A faithful transcription of all the data is required.

-- BEGIN --

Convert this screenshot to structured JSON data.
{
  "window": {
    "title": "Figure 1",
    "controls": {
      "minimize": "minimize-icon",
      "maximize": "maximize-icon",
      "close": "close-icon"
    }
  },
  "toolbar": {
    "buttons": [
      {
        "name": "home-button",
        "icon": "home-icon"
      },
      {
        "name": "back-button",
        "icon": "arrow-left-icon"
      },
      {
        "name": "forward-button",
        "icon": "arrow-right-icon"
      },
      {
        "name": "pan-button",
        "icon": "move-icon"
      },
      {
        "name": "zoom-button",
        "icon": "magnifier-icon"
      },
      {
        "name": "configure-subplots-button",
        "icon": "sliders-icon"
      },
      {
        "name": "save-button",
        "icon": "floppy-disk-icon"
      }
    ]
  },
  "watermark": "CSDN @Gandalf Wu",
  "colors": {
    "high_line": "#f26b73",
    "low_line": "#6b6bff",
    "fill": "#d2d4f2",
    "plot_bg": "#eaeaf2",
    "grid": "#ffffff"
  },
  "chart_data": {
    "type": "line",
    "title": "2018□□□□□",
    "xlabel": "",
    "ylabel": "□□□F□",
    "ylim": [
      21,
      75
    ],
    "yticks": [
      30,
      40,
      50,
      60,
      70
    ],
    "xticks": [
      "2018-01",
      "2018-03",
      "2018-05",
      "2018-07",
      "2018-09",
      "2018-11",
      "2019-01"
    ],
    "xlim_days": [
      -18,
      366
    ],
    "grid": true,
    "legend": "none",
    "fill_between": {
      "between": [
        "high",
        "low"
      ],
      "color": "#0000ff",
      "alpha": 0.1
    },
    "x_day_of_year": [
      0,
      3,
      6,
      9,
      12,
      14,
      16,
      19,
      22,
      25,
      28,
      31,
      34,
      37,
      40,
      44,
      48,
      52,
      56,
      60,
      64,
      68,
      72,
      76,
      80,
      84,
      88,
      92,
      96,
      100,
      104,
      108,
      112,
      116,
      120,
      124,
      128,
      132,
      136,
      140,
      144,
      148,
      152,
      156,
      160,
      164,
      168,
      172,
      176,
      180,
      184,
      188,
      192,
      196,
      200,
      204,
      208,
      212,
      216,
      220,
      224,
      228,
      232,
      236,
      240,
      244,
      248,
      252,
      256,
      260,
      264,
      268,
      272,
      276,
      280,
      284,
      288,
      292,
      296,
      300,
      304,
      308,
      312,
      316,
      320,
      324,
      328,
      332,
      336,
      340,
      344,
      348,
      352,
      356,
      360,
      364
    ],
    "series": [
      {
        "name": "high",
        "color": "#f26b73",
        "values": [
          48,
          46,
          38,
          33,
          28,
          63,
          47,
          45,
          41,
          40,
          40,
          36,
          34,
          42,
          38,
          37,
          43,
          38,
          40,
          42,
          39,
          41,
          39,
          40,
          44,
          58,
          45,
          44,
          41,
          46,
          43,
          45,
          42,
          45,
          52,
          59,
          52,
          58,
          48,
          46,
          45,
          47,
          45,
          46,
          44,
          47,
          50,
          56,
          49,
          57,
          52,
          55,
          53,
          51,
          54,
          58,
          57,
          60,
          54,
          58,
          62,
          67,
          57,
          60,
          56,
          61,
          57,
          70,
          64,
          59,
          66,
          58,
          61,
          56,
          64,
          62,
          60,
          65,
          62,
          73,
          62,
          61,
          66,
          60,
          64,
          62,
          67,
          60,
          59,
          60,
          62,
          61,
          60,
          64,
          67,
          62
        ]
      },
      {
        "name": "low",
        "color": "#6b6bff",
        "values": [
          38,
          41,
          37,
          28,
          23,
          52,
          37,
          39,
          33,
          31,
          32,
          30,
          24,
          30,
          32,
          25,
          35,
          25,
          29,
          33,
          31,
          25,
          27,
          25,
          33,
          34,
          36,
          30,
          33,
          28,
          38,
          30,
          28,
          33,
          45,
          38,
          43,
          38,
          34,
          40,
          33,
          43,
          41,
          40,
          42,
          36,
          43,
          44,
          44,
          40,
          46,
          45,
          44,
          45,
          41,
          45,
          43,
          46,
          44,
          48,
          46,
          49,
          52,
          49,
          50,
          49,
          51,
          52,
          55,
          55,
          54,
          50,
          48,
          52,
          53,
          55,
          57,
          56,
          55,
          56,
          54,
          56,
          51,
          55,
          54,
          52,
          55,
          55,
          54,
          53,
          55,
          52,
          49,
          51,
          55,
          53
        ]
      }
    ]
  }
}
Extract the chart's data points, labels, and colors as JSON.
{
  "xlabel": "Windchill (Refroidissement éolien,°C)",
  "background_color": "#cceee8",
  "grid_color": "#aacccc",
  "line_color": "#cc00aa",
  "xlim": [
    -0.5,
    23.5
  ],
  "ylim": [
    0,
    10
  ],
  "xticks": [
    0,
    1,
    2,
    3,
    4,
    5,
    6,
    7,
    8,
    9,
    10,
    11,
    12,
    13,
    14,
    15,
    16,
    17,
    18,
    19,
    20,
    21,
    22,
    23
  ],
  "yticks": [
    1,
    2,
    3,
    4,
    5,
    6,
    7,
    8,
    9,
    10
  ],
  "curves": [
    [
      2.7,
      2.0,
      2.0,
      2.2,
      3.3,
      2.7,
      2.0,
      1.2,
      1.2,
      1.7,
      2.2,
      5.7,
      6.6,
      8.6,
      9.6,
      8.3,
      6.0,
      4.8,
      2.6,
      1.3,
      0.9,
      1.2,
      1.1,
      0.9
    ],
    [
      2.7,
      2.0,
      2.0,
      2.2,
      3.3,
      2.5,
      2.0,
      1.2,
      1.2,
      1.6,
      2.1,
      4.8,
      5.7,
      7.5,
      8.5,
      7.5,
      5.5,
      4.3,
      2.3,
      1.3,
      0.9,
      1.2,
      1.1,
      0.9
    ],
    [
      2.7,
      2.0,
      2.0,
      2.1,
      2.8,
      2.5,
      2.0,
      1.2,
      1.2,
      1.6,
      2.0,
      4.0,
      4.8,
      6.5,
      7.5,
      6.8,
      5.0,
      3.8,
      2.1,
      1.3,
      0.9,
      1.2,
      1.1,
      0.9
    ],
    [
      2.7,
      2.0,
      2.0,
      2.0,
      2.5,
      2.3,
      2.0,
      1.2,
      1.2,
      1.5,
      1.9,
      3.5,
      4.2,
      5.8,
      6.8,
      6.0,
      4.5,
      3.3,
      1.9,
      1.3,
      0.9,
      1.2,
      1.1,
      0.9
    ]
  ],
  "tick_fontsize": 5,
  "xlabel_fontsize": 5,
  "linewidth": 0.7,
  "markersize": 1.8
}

-- END --

Answer to this task:
Convert this screenshot to structured JSON data.
{
  "window": {
    "title": "Figure 1",
    "controls": {
      "minimize": "minimize-icon",
      "maximize": "maximize-icon",
      "close": "close-icon"
    }
  },
  "toolbar": {
    "buttons": [
      {
        "name": "home-button",
        "icon": "home-icon"
      },
      {
        "name": "back-button",
        "icon": "arrow-left-icon"
      },
      {
        "name": "forward-button",
        "icon": "arrow-right-icon"
      },
      {
        "name": "pan-button",
        "icon": "move-icon"
      },
      {
        "name": "zoom-button",
        "icon": "magnifier-icon"
      },
      {
        "name": "configure-subplots-button",
        "icon": "sliders-icon"
      },
      {
        "name": "save-button",
        "icon": "floppy-disk-icon"
      }
    ]
  },
  "watermark": "CSDN @Gandalf Wu",
  "colors": {
    "high_line": "#f26b73",
    "low_line": "#6b6bff",
    "fill": "#d2d4f2",
    "plot_bg": "#eaeaf2",
    "grid": "#ffffff"
  },
  "chart_data": {
    "type": "line",
    "title": "2018□□□□□",
    "xlabel": "",
    "ylabel": "□□□F□",
    "ylim": [
      21,
      75
    ],
    "yticks": [
      30,
      40,
      50,
      60,
      70
    ],
    "xticks": [
      "2018-01",
      "2018-03",
      "2018-05",
      "2018-07",
      "2018-09",
      "2018-11",
      "2019-01"
    ],
    "xlim_days": [
      -18,
      366
    ],
    "grid": true,
    "legend": "none",
    "fill_between": {
      "between": [
        "high",
        "low"
      ],
      "color": "#0000ff",
      "alpha": 0.1
    },
    "x_day_of_year": [
      0,
      3,
      6,
      9,
      12,
      14,
      16,
      19,
      22,
      25,
      28,
      31,
      34,
      37,
      40,
      44,
      48,
      52,
      56,
      60,
      64,
      68,
      72,
      76,
      80,
      84,
      88,
      92,
      96,
      100,
      104,
      108,
      112,
      116,
      120,
      124,
      128,
      132,
      136,
      140,
      144,
      148,
      152,
      156,
      160,
      164,
      168,
      172,
      176,
      180,
      184,
      188,
      192,
      196,
      200,
      204,
      208,
      212,
      216,
      220,
      224,
      228,
      232,
      236,
      240,
      244,
      248,
      252,
      256,
      260,
      264,
      268,
      272,
      276,
      280,
      284,
      288,
      292,
      296,
      300,
      304,
      308,
      312,
      316,
      320,
      324,
      328,
      332,
      336,
      340,
      344,
      348,
      352,
      356,
      360,
      364
    ],
    "series": [
      {
        "name": "high",
        "color": "#f26b73",
        "values": [
          48,
          46,
          38,
          33,
          28,
          63,
          47,
          45,
          41,
          40,
          40,
          36,
          34,
          42,
          38,
          37,
          43,
          38,
          40,
          42,
          39,
          41,
          39,
          40,
          44,
          58,
          45,
          44,
          41,
          46,
          43,
          45,
          42,
          45,
          52,
          59,
          52,
          58,
          48,
          46,
          45,
          47,
          45,
          46,
          44,
          47,
          50,
          56,
          49,
          57,
          52,
          55,
          53,
          51,
          54,
          58,
          57,
          60,
          54,
          58,
          62,
          67,
          57,
          60,
          56,
          61,
          57,
          70,
          64,
          59,
          66,
          58,
          61,
          56,
          64,
          62,
          60,
          65,
          62,
          73,
          62,
          61,
          66,
          60,
          64,
          62,
          67,
          60,
          59,
          60,
          62,
          61,
          60,
          64,
          67,
          62
        ]
      },
      {
        "name": "low",
        "color": "#6b6bff",
        "values": [
          38,
          41,
          37,
          28,
          23,
          52,
          37,
          39,
          33,
          31,
          32,
          30,
          24,
          30,
          32,
          25,
          35,
          25,
          29,
          33,
          31,
          25,
          27,
          25,
          33,
          34,
          36,
          30,
          33,
          28,
          38,
          30,
          28,
          33,
          45,
          38,
          43,
          38,
          34,
          40,
          33,
          43,
          41,
          40,
          42,
          36,
          43,
          44,
          44,
          40,
          46,
          45,
          44,
          45,
          41,
          45,
          43,
          46,
          44,
          48,
          46,
          49,
          52,
          49,
          50,
          49,
          51,
          52,
          55,
          55,
          54,
          50,
          48,
          52,
          53,
          55,
          57,
          56,
          55,
          56,
          54,
          56,
          51,
          55,
          54,
          52,
          55,
          55,
          54,
          53,
          55,
          52,
          49,
          51,
          55,
          53
        ]
      }
    ]
  }
}
Extract the chart's data points, labels, and colors as JSON.
{
  "xlabel": "Windchill (Refroidissement éolien,°C)",
  "background_color": "#cceee8",
  "grid_color": "#aacccc",
  "line_color": "#cc00aa",
  "xlim": [
    -0.5,
    23.5
  ],
  "ylim": [
    0,
    10
  ],
  "xticks": [
    0,
    1,
    2,
    3,
    4,
    5,
    6,
    7,
    8,
    9,
    10,
    11,
    12,
    13,
    14,
    15,
    16,
    17,
    18,
    19,
    20,
    21,
    22,
    23
  ],
  "yticks": [
    1,
    2,
    3,
    4,
    5,
    6,
    7,
    8,
    9,
    10
  ],
  "curves": [
    [
      2.7,
      2.0,
      2.0,
      2.2,
      3.3,
      2.7,
      2.0,
      1.2,
      1.2,
      1.7,
      2.2,
      5.7,
      6.6,
      8.6,
      9.6,
      8.3,
      6.0,
      4.8,
      2.6,
      1.3,
      0.9,
      1.2,
      1.1,
      0.9
    ],
    [
      2.7,
      2.0,
      2.0,
      2.2,
      3.3,
      2.5,
      2.0,
      1.2,
      1.2,
      1.6,
      2.1,
      4.8,
      5.7,
      7.5,
      8.5,
      7.5,
      5.5,
      4.3,
      2.3,
      1.3,
      0.9,
      1.2,
      1.1,
      0.9
    ],
    [
      2.7,
      2.0,
      2.0,
      2.1,
      2.8,
      2.5,
      2.0,
      1.2,
      1.2,
      1.6,
      2.0,
      4.0,
      4.8,
      6.5,
      7.5,
      6.8,
      5.0,
      3.8,
      2.1,
      1.3,
      0.9,
      1.2,
      1.1,
      0.9
    ],
    [
      2.7,
      2.0,
      2.0,
      2.0,
      2.5,
      2.3,
      2.0,
      1.2,
      1.2,
      1.5,
      1.9,
      3.5,
      4.2,
      5.8,
      6.8,
      6.0,
      4.5,
      3.3,
      1.9,
      1.3,
      0.9,
      1.2,
      1.1,
      0.9
    ]
  ],
  "tick_fontsize": 5,
  "xlabel_fontsize": 5,
  "linewidth": 0.7,
  "markersize": 1.8
}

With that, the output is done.